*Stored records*
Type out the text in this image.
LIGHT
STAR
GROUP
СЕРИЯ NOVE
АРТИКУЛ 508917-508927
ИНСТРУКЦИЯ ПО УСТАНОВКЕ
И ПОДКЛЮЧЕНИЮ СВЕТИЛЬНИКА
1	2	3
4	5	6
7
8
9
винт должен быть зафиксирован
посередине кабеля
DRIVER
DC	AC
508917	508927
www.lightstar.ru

*DIRECTIONS FOR THIS TASK*
Copy each line of the data above without altering a single character.

*THE COMPLETED TASK*
Type out the text in this image.
LIGHT
STAR
GROUP
СЕРИЯ NOVE
АРТИКУЛ 508917-508927
ИНСТРУКЦИЯ ПО УСТАНОВКЕ
И ПОДКЛЮЧЕНИЮ СВЕТИЛЬНИКА
1	2	3
4	5	6
7
8
9
винт должен быть зафиксирован
посередине кабеля
DRIVER
DC	AC
508917	508927
www.lightstar.ru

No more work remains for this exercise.